Exercise:
Each line that includes the word "used" counts once; give the total and nothing more.

++++ Dataset

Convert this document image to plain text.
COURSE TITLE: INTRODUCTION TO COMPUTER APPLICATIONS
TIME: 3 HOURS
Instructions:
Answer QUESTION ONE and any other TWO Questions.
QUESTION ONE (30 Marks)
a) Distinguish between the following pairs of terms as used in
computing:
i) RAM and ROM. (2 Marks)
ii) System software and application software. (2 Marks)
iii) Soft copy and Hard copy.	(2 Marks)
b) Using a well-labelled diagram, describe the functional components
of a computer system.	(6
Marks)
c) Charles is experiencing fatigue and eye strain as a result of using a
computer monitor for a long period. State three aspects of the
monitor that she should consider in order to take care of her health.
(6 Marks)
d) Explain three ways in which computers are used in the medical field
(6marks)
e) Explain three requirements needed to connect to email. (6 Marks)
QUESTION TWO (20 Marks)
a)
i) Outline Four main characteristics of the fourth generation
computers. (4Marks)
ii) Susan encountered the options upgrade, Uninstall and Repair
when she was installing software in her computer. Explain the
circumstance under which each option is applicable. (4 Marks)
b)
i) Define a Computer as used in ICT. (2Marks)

++++++++

Response to this task:
3